GIVEN PROBLEM -
Search the listing below for the string "that" and copy every line where it occurs.

SOURCE MATERIAL -
## Start

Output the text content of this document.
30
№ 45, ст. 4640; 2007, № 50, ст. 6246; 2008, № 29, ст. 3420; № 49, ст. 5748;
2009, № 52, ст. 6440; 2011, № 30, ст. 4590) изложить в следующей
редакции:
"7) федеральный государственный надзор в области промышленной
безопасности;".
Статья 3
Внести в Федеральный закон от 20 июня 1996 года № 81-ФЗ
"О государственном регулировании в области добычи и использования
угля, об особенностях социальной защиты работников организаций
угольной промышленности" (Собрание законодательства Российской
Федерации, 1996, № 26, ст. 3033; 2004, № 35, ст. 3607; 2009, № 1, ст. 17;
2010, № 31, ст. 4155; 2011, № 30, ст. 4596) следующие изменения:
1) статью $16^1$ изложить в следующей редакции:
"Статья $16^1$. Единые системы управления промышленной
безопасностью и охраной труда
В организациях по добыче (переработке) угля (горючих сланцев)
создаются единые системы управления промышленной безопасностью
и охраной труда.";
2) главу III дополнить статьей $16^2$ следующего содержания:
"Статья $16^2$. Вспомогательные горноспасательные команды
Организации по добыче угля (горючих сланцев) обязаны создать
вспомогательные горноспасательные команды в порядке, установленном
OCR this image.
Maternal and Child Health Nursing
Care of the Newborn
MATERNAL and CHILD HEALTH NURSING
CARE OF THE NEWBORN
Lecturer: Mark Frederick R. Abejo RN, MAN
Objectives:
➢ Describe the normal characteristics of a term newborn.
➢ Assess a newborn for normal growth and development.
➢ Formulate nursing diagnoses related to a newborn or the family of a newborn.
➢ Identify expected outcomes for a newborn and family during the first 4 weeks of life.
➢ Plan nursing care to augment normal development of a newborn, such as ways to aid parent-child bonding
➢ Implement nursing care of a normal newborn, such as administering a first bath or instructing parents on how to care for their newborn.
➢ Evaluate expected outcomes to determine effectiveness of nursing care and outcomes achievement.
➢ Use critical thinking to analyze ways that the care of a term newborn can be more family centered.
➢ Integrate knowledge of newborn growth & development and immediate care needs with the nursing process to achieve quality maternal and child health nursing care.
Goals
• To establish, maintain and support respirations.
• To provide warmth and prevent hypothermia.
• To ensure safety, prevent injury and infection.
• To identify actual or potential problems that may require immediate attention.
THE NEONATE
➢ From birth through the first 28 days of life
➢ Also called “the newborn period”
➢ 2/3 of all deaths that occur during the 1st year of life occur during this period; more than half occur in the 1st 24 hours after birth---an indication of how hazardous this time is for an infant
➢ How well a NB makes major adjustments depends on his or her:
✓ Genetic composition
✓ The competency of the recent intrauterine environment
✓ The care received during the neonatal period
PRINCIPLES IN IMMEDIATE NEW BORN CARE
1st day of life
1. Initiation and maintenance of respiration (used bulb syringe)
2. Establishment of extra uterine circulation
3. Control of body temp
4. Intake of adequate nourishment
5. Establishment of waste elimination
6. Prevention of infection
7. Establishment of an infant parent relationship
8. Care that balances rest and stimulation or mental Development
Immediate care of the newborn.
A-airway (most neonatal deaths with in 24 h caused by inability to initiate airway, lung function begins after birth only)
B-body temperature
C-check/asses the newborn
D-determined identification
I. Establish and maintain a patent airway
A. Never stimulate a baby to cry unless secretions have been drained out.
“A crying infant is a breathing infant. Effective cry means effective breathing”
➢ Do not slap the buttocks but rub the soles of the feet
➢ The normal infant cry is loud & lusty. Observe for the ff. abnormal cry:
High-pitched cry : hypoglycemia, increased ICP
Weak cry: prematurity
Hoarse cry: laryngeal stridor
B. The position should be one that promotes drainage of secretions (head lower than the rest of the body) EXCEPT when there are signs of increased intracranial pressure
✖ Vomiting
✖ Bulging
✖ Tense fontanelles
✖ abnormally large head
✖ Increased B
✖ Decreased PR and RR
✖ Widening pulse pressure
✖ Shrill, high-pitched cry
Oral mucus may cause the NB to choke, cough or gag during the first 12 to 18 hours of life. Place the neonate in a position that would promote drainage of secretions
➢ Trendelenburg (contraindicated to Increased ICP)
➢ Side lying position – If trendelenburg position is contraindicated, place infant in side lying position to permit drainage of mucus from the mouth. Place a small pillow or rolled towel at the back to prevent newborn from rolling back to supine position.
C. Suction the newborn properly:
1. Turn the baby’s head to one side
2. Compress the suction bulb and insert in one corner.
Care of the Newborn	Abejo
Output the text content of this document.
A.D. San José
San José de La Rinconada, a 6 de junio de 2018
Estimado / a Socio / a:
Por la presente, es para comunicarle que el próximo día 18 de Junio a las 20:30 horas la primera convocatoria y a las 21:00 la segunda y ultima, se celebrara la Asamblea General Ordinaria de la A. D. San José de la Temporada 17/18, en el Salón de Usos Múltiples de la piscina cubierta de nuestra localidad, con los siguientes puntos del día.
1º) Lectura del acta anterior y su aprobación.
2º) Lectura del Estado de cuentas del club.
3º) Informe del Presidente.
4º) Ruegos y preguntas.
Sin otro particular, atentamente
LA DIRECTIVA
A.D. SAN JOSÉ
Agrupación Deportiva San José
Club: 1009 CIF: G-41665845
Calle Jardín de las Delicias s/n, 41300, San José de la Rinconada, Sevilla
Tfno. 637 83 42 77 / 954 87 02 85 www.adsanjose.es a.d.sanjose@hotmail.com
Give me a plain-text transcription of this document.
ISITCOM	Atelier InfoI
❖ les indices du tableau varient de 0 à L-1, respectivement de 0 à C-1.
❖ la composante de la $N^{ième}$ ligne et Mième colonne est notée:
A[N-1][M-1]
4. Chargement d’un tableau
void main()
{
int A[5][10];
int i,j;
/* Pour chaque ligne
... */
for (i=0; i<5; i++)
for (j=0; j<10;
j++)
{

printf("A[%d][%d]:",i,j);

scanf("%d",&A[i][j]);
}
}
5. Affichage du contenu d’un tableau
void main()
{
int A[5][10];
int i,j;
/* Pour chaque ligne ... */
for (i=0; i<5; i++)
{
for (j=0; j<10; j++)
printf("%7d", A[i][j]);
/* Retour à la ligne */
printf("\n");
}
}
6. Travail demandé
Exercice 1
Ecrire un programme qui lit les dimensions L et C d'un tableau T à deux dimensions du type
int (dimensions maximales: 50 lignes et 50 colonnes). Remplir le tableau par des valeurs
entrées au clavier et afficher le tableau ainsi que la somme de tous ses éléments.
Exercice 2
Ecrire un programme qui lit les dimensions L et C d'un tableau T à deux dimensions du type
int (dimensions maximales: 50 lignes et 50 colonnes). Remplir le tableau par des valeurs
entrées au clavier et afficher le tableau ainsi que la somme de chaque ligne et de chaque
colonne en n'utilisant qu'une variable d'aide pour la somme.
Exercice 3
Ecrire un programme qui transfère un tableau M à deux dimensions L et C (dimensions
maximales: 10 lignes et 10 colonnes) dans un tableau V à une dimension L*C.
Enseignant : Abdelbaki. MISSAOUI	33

## End

SOLUTION TO THIS EXERCISE -
➢ Use critical thinking to analyze ways that the care of a term newborn can be more family centered.
• To identify actual or potential problems that may require immediate attention.
➢ 2/3 of all deaths that occur during the 1st year of life occur during this period; more than half occur in the 1st 24 hours after birth---an indication of how hazardous this time is for an infant
8. Care that balances rest and stimulation or mental Development
B. The position should be one that promotes drainage of secretions (head lower than the rest of the body) EXCEPT when there are signs of increased intracranial pressure
Oral mucus may cause the NB to choke, cough or gag during the first 12 to 18 hours of life. Place the neonate in a position that would promote drainage of secretions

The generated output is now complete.